### THE EXERCISE
Say how many lines in the data below contain the word "heading", and give no other text.

(Collected data entries)
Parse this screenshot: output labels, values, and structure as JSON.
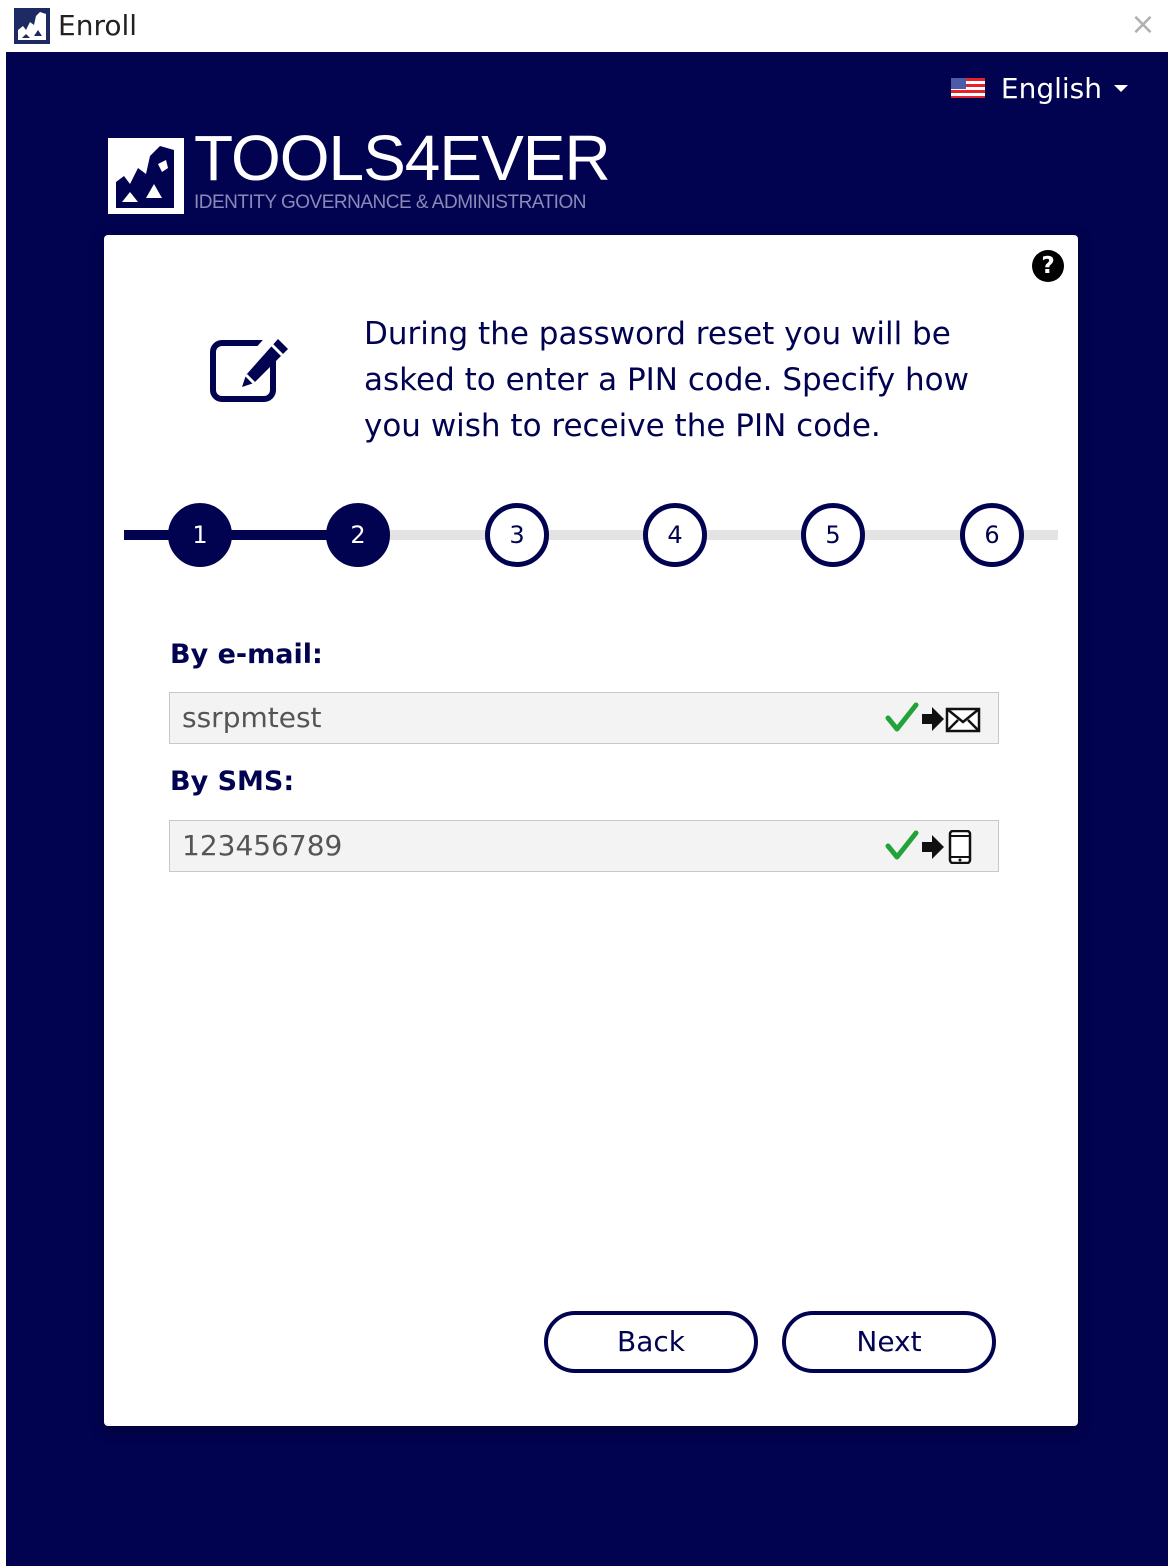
{
  "window": {
    "title": "Enroll",
    "close_label": "×"
  },
  "language": {
    "selected": "English"
  },
  "brand": {
    "name": "TOOLS4EVER",
    "tagline": "IDENTITY GOVERNANCE & ADMINISTRATION",
    "primary_color": "#020350"
  },
  "card": {
    "help_label": "?",
    "intro": "During the password reset you will be asked to enter a PIN code. Specify how you wish to receive the PIN code."
  },
  "steps": {
    "current": 2,
    "items": [
      "1",
      "2",
      "3",
      "4",
      "5",
      "6"
    ]
  },
  "fields": {
    "email": {
      "label": "By e-mail:",
      "value": "ssrpmtest",
      "status_icon": "check-icon",
      "action_icon": "send-email-icon"
    },
    "sms": {
      "label": "By SMS:",
      "value": "123456789",
      "status_icon": "check-icon",
      "action_icon": "send-sms-icon"
    }
  },
  "buttons": {
    "back": "Back",
    "next": "Next"
  }
}
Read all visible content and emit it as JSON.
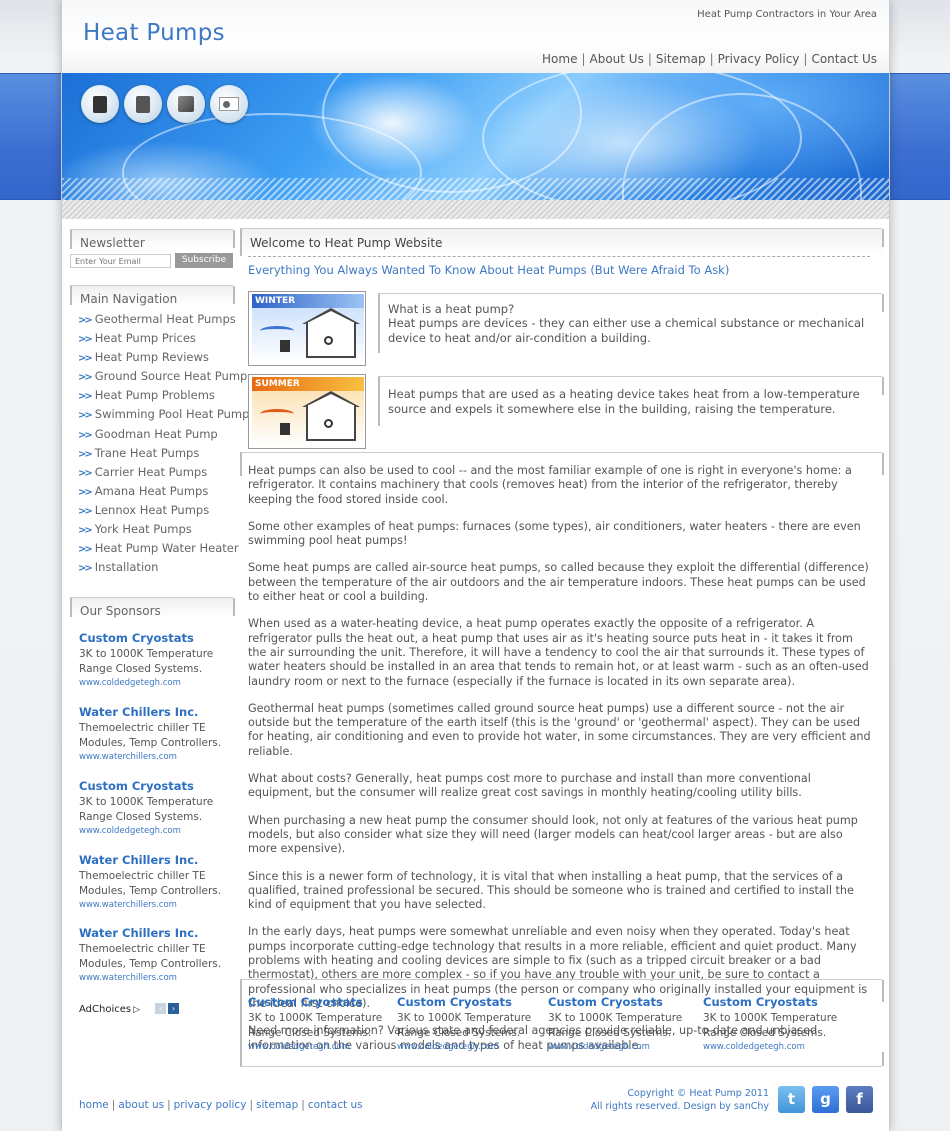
{
  "header": {
    "logo": "Heat Pumps",
    "tagline": "Heat Pump Contractors in Your Area",
    "nav": [
      "Home",
      "About Us",
      "Sitemap",
      "Privacy Policy",
      "Contact Us"
    ]
  },
  "banner": {
    "icons": [
      "heat-pump-unit-icon",
      "heat-pump-tower-icon",
      "heat-pump-cube-icon",
      "air-conditioner-icon"
    ]
  },
  "sidebar": {
    "newsletter": {
      "heading": "Newsletter",
      "placeholder": "Enter Your Email",
      "button": "Subscribe"
    },
    "main_nav": {
      "heading": "Main Navigation",
      "arrow": ">>",
      "items": [
        "Geothermal Heat Pumps",
        "Heat Pump Prices",
        "Heat Pump Reviews",
        "Ground Source Heat Pump",
        "Heat Pump Problems",
        "Swimming Pool Heat Pump",
        "Goodman Heat Pump",
        "Trane Heat Pumps",
        "Carrier Heat Pumps",
        "Amana Heat Pumps",
        "Lennox Heat Pumps",
        "York Heat Pumps",
        "Heat Pump Water Heater",
        "Installation"
      ]
    },
    "sponsors": {
      "heading": "Our Sponsors",
      "items": [
        {
          "title": "Custom Cryostats",
          "desc1": "3K to 1000K Temperature",
          "desc2": "Range Closed Systems.",
          "url": "www.coldedgetegh.com"
        },
        {
          "title": "Water Chillers Inc.",
          "desc1": "Themoelectric chiller TE",
          "desc2": "Modules, Temp Controllers.",
          "url": "www.waterchillers.com"
        },
        {
          "title": "Custom Cryostats",
          "desc1": "3K to 1000K Temperature",
          "desc2": "Range Closed Systems.",
          "url": "www.coldedgetegh.com"
        },
        {
          "title": "Water Chillers Inc.",
          "desc1": "Themoelectric chiller TE",
          "desc2": "Modules, Temp Controllers.",
          "url": "www.waterchillers.com"
        },
        {
          "title": "Water Chillers Inc.",
          "desc1": "Themoelectric chiller TE",
          "desc2": "Modules, Temp Controllers.",
          "url": "www.waterchillers.com"
        }
      ]
    },
    "adchoices": "AdChoices"
  },
  "main": {
    "title": "Welcome to Heat Pump Website",
    "subtitle": "Everything You Always Wanted To Know About Heat Pumps (But Were Afraid To Ask)",
    "winter_label": "WINTER",
    "summer_label": "SUMMER",
    "box1_question": "What is a heat pump?",
    "box1_answer": "Heat pumps are devices - they can either use a chemical substance or mechanical device to heat and/or air-condition a building.",
    "box2_text": "Heat pumps that are used as a heating device takes heat from a low-temperature source and expels it somewhere else in the building, raising the temperature.",
    "paragraphs": [
      "Heat pumps can also be used to cool -- and the most familiar example of one is right in everyone's home: a refrigerator. It contains machinery that cools (removes heat) from the interior of the refrigerator, thereby keeping the food stored inside cool.",
      "Some other examples of heat pumps: furnaces (some types), air conditioners, water heaters - there are even swimming pool heat pumps!",
      "Some heat pumps are called air-source heat pumps, so called because they exploit the differential (difference) between the temperature of the air outdoors and the air temperature indoors. These heat pumps can be used to either heat or cool a building.",
      "When used as a water-heating device, a heat pump operates exactly the opposite of a refrigerator. A refrigerator pulls the heat out, a heat pump that uses air as it's heating source puts heat in - it takes it from the air surrounding the unit. Therefore, it will have a tendency to cool the air that surrounds it. These types of water heaters should be installed in an area that tends to remain hot, or at least warm - such as an often-used laundry room or next to the furnace (especially if the furnace is located in its own separate area).",
      "Geothermal heat pumps (sometimes called ground source heat pumps) use a different source - not the air outside but the temperature of the earth itself (this is the 'ground' or 'geothermal' aspect). They can be used for heating, air conditioning and even to provide hot water, in some circumstances. They are very efficient and reliable.",
      "What about costs? Generally, heat pumps cost more to purchase and install than more conventional equipment, but the consumer will realize great cost savings in monthly heating/cooling utility bills.",
      "When purchasing a new heat pump the consumer should look, not only at features of the various heat pump models, but also consider what size they will need (larger models can heat/cool larger areas - but are also more expensive).",
      "Since this is a newer form of technology, it is vital that when installing a heat pump, that the services of a qualified, trained professional be secured. This should be someone who is trained and certified to install the kind of equipment that you have selected.",
      "In the early days, heat pumps were somewhat unreliable and even noisy when they operated. Today's heat pumps incorporate cutting-edge technology that results in a more reliable, efficient and quiet product. Many problems with heating and cooling devices are simple to fix (such as a tripped circuit breaker or a bad thermostat), others are more complex - so if you have any trouble with your unit, be sure to contact a professional who specializes in heat pumps (the person or company who originally installed your equipment is the ideal first choice).",
      "Need more information? Various state and federal agencies provide reliable, up-to-date and unbiased information on the various models and types of heat pumps available."
    ],
    "bottom_sponsors": [
      {
        "title": "Custom Cryostats",
        "desc1": "3K to 1000K Temperature",
        "desc2": "Range Closed Systems.",
        "url": "www.coldedgetegh.com"
      },
      {
        "title": "Custom Cryostats",
        "desc1": "3K to 1000K Temperature",
        "desc2": "Range Closed Systems.",
        "url": "www.coldedgetegh.com"
      },
      {
        "title": "Custom Cryostats",
        "desc1": "3K to 1000K Temperature",
        "desc2": "Range Closed Systems.",
        "url": "www.coldedgetegh.com"
      },
      {
        "title": "Custom Cryostats",
        "desc1": "3K to 1000K Temperature",
        "desc2": "Range Closed Systems.",
        "url": "www.coldedgetegh.com"
      }
    ]
  },
  "footer": {
    "links": [
      "home",
      "about us",
      "privacy policy",
      "sitemap",
      "contact us"
    ],
    "copyright": "Copyright © Heat Pump 2011",
    "rights": "All rights reserved. Design by sanChy",
    "social": {
      "twitter": "t",
      "google": "g",
      "facebook": "f"
    }
  },
  "colors": {
    "accent": "#3d78c4",
    "band": "#3366cc",
    "text": "#555555"
  }
}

### ANSWER BELOW
3